Copy the lines below as they are; omit the images they contain.

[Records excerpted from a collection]
-- Start --

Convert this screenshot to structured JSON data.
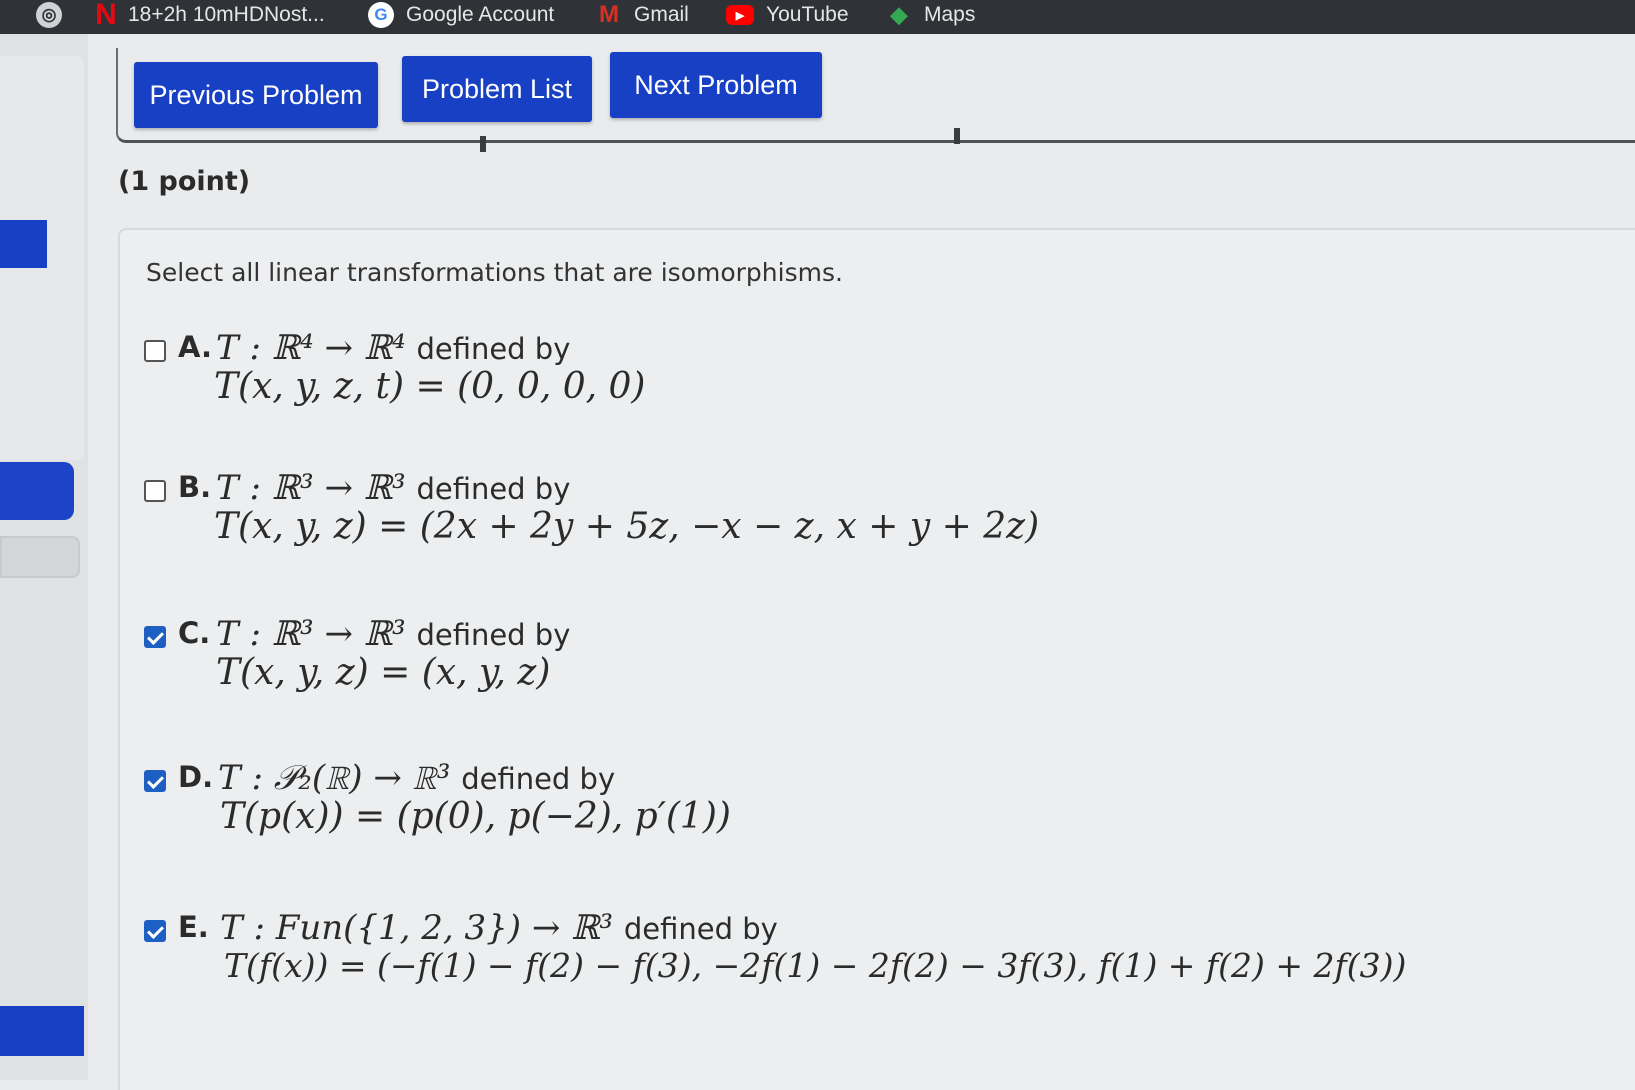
{
  "bookmarks": [
    {
      "icon": "globe-icon",
      "label": ""
    },
    {
      "icon": "netflix-icon",
      "label": "18+2h 10mHDNost..."
    },
    {
      "icon": "google-icon",
      "label": "Google Account"
    },
    {
      "icon": "gmail-icon",
      "label": "Gmail"
    },
    {
      "icon": "youtube-icon",
      "label": "YouTube"
    },
    {
      "icon": "maps-icon",
      "label": "Maps"
    }
  ],
  "nav": {
    "previous": "Previous Problem",
    "list": "Problem List",
    "next": "Next Problem"
  },
  "problem": {
    "points": "(1 point)",
    "prompt": "Select all linear transformations that are isomorphisms.",
    "choices": [
      {
        "letter": "A.",
        "checked": false,
        "header": "T : ℝ⁴ → ℝ⁴",
        "defined_by": "defined by",
        "formula": "T(x, y, z, t) = (0, 0, 0, 0)"
      },
      {
        "letter": "B.",
        "checked": false,
        "header": "T : ℝ³ → ℝ³",
        "defined_by": "defined by",
        "formula": "T(x, y, z) = (2x + 2y + 5z,  −x − z,  x + y + 2z)"
      },
      {
        "letter": "C.",
        "checked": true,
        "header": "T : ℝ³ → ℝ³",
        "defined_by": "defined by",
        "formula": "T(x, y, z) = (x, y, z)"
      },
      {
        "letter": "D.",
        "checked": true,
        "header": "T : 𝒫₂(ℝ) → ℝ³",
        "defined_by": "defined by",
        "formula": "T(p(x)) = (p(0),  p(−2),  p′(1))"
      },
      {
        "letter": "E.",
        "checked": true,
        "header": "T : Fun({1, 2, 3}) → ℝ³",
        "defined_by": "defined by",
        "formula": "T(f(x)) = (−f(1) − f(2) − f(3),  −2f(1) − 2f(2) − 3f(3),  f(1) + f(2) + 2f(3))"
      }
    ]
  }
}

-- End --

Result of the exercise:
Convert this screenshot to structured JSON data.
{
  "bookmarks": [
    {
      "icon": "globe-icon",
      "label": ""
    },
    {
      "icon": "netflix-icon",
      "label": "18+2h 10mHDNost..."
    },
    {
      "icon": "google-icon",
      "label": "Google Account"
    },
    {
      "icon": "gmail-icon",
      "label": "Gmail"
    },
    {
      "icon": "youtube-icon",
      "label": "YouTube"
    },
    {
      "icon": "maps-icon",
      "label": "Maps"
    }
  ],
  "nav": {
    "previous": "Previous Problem",
    "list": "Problem List",
    "next": "Next Problem"
  },
  "problem": {
    "points": "(1 point)",
    "prompt": "Select all linear transformations that are isomorphisms.",
    "choices": [
      {
        "letter": "A.",
        "checked": false,
        "header": "T : ℝ⁴ → ℝ⁴",
        "defined_by": "defined by",
        "formula": "T(x, y, z, t) = (0, 0, 0, 0)"
      },
      {
        "letter": "B.",
        "checked": false,
        "header": "T : ℝ³ → ℝ³",
        "defined_by": "defined by",
        "formula": "T(x, y, z) = (2x + 2y + 5z,  −x − z,  x + y + 2z)"
      },
      {
        "letter": "C.",
        "checked": true,
        "header": "T : ℝ³ → ℝ³",
        "defined_by": "defined by",
        "formula": "T(x, y, z) = (x, y, z)"
      },
      {
        "letter": "D.",
        "checked": true,
        "header": "T : 𝒫₂(ℝ) → ℝ³",
        "defined_by": "defined by",
        "formula": "T(p(x)) = (p(0),  p(−2),  p′(1))"
      },
      {
        "letter": "E.",
        "checked": true,
        "header": "T : Fun({1, 2, 3}) → ℝ³",
        "defined_by": "defined by",
        "formula": "T(f(x)) = (−f(1) − f(2) − f(3),  −2f(1) − 2f(2) − 3f(3),  f(1) + f(2) + 2f(3))"
      }
    ]
  }
}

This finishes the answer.